### WRITTEN REQUEST
Check every line below for the word "JSON" and copy each one that has it.

----- INPUT DATA -----

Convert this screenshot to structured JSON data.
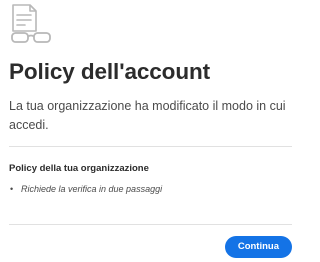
{
  "dialog": {
    "illustration_icon": "document-with-glasses-icon",
    "title": "Policy dell'account",
    "description": "La tua organizzazione ha modificato il modo in cui accedi.",
    "section_title": "Policy della tua organizzazione",
    "policies": [
      "Richiede la verifica in due passaggi"
    ],
    "continue_label": "Continua",
    "colors": {
      "accent": "#1473e6",
      "title": "#2c2c2c",
      "text": "#4b4b4b",
      "divider": "#e1e1e1",
      "illustration": "#b8b8b8"
    }
  }
}
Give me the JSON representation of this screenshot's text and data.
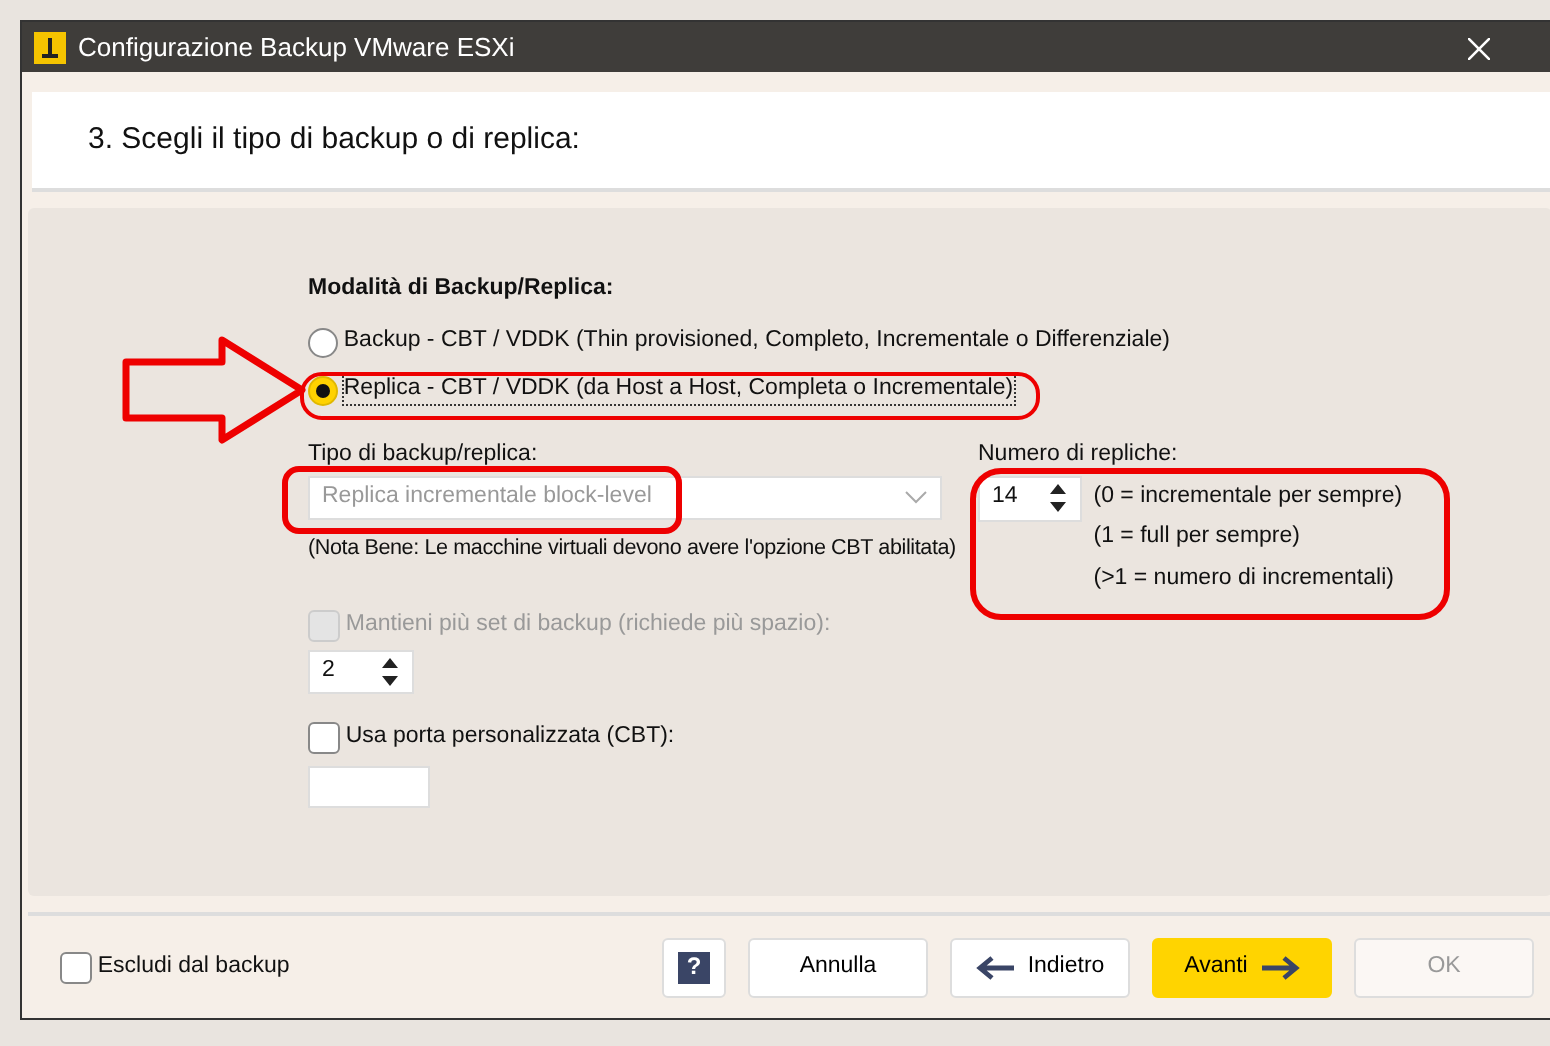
{
  "window": {
    "title": "Configurazione Backup VMware ESXi"
  },
  "header": {
    "step": "3. Scegli il tipo di backup o di replica:"
  },
  "mode": {
    "heading": "Modalità di Backup/Replica:",
    "options": [
      {
        "label": "Backup - CBT / VDDK (Thin provisioned, Completo, Incrementale o Differenziale)",
        "selected": false
      },
      {
        "label": "Replica - CBT / VDDK (da Host a Host, Completa o Incrementale)",
        "selected": true
      }
    ]
  },
  "type_field": {
    "label": "Tipo di backup/replica:",
    "value": "Replica incrementale block-level",
    "disabled": true
  },
  "note": "(Nota Bene: Le macchine virtuali devono avere l'opzione CBT abilitata)",
  "replicas": {
    "label": "Numero di repliche:",
    "value": "14",
    "hints": [
      "(0 = incrementale per sempre)",
      "(1 = full per sempre)",
      "(>1 = numero di incrementali)"
    ]
  },
  "keep_sets": {
    "label": "Mantieni più set di backup (richiede più spazio):",
    "checked": false,
    "disabled": true,
    "value": "2"
  },
  "custom_port": {
    "label": "Usa porta personalizzata (CBT):",
    "checked": false
  },
  "footer": {
    "exclude": {
      "label": "Escludi dal backup",
      "checked": false
    },
    "buttons": [
      {
        "kind": "help",
        "label": "?"
      },
      {
        "kind": "plain",
        "label": "Annulla",
        "disabled": false
      },
      {
        "kind": "back",
        "label": "Indietro",
        "disabled": false
      },
      {
        "kind": "next",
        "label": "Avanti",
        "disabled": false
      },
      {
        "kind": "plain",
        "label": "OK",
        "disabled": true
      }
    ]
  }
}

-----

### SOLUTION
Convert this screenshot to structured JSON data.
Give me the JSON representation of this screenshot's text and data.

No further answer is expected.